**Document section**
▬▬▬▬▬▬
Vegetarians are well catered for by a thirteen courser, which can be cut down to eight. However, as omnivores we opted for the mixed thirteen courser (well, eight was never going to be enough for a couple of greedy so-and-so’s). Here’s the menu:

Onion cheese wafers, oyster pebbles, carrot lobster sacks.

Cod “yolk” with ham and radish, salt and vinegar

Dumplings of turnip in Westcombe cheddar, alexanders and rock samphire

Valley venison, shallots, mustard and fennel

Jerusalem artichokes, Ragstone cream, tarragon, malt

Roasted snow crown in beef broth, parsley and English cultivated mushrooms

Pink Fir cooked in chicken fat, crab and horseradish

Roasted monkfish in our spices, kiri squash, yoghurt and raspberry vinegar

Reg’s duck breast with chicory, duck sweetbread and mulled cider

Chestnut, honeyoats, anise hyssop, apple

Fig and malted cream, Williams pear ice

Sweet clover yoghurt with nuts, rhubarb, brown sugar

Aerated parkin meringue

To our somewhat surprise, there were no duffers amongst this lot, although we agreed the Jerusalem artichoke dish was our least favourite. It just didn’t seem to come together.
▬▬▬▬▬▬
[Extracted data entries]
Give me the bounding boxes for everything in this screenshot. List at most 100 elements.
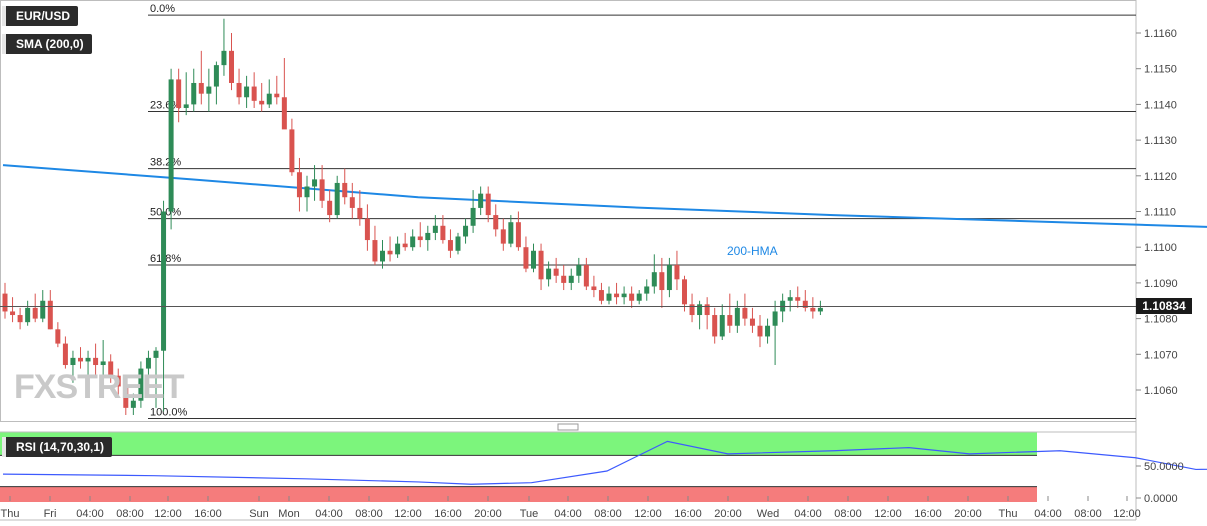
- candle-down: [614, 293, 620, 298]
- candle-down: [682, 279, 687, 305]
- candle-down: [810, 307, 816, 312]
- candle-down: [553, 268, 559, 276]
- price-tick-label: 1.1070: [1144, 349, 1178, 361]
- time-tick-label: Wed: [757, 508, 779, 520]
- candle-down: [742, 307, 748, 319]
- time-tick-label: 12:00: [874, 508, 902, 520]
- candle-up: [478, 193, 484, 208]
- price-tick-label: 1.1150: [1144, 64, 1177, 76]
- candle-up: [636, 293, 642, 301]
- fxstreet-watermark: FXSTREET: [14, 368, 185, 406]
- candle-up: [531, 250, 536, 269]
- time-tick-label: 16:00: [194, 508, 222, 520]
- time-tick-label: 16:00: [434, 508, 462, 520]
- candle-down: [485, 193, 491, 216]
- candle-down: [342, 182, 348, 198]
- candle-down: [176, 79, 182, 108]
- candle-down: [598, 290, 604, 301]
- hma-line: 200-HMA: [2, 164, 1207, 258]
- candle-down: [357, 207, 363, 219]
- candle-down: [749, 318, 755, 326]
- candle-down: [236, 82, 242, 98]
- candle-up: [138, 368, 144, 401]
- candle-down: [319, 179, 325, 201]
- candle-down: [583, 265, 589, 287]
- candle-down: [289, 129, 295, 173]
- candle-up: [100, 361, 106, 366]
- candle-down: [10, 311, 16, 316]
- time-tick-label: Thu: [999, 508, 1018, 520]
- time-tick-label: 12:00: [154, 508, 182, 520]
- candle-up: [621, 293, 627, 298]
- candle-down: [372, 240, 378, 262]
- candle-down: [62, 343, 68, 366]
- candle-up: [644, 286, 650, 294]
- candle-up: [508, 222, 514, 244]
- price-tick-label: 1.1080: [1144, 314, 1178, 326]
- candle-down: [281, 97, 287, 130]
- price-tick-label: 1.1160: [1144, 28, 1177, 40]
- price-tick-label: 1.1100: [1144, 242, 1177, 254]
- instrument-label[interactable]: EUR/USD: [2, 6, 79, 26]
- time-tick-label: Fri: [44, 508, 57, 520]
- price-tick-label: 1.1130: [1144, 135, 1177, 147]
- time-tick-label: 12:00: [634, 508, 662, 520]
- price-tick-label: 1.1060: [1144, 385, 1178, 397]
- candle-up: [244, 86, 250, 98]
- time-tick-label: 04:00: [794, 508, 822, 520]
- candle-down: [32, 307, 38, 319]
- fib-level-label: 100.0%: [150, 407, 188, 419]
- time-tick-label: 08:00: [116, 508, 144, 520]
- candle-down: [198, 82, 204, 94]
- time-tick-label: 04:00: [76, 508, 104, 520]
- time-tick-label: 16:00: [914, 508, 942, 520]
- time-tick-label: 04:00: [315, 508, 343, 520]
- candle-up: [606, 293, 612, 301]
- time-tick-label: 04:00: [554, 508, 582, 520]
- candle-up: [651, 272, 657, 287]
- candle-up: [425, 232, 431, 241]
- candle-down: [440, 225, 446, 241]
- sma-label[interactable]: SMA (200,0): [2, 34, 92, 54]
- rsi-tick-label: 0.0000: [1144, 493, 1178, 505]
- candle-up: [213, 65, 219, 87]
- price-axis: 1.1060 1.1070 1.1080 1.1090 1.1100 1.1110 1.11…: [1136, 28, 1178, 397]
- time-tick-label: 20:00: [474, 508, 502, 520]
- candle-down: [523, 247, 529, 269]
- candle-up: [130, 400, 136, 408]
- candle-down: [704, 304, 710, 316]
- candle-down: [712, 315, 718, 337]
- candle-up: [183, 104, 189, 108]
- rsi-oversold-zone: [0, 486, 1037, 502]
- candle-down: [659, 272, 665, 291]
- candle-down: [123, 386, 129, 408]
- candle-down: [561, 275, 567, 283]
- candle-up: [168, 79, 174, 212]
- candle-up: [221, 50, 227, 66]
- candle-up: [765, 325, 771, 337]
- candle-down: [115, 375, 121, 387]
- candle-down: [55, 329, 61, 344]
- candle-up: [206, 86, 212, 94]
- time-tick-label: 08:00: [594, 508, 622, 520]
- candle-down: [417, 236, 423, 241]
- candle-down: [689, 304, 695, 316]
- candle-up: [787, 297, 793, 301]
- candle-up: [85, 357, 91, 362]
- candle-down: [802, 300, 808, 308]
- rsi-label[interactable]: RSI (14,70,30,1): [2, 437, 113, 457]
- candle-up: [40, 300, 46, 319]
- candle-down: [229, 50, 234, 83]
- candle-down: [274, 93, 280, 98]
▬▬▬▬▬▬
**Challenges**
1. Answer these questions about the tasting menu review:
(a) To how many courses can the vegetarian thirteen-course menu be reduced?
(b) What is the Pink Fir cooked in?
(c) Which dish did the diners agree was their least favorite?
2. Pick up the tasting menu review after its final sentence and continue it.

**Answers to the problems**
1.
(a) Eight courses.
(b) Chicken fat.
(c) The Jerusalem artichoke dish.

2.
Stand-outs were led by the cod “yolk – in fact a cod mousse, coloured to effect and topped with a small sheet of ham jelly. Sweet, salty and slippery in the mouth. The roasted snow crown cauliflower was a masterpiece – intense flavour of the veg boosted even more by the excellent rich broth. The seemingly simple fried Pink Fir, sat on a little crabmeat, tasting of potato and chicken, the hint of horseradish giving a little bite. Inevitable, the duck was from Reg Johnson at Goosnargh and, inevitably, it was superb – just a couple of thin slices, perfectly rare – but the addition of crisped sweetbreads made it a lovely thing to eat.

Desserts were all very good, with perhaps the fig one winning a tight race. The fig sat at the bottom of the bowl, topped with the rich cream, itself topped with the pear granita. Truly excellent.

There was good coffee and petit fours to finish off.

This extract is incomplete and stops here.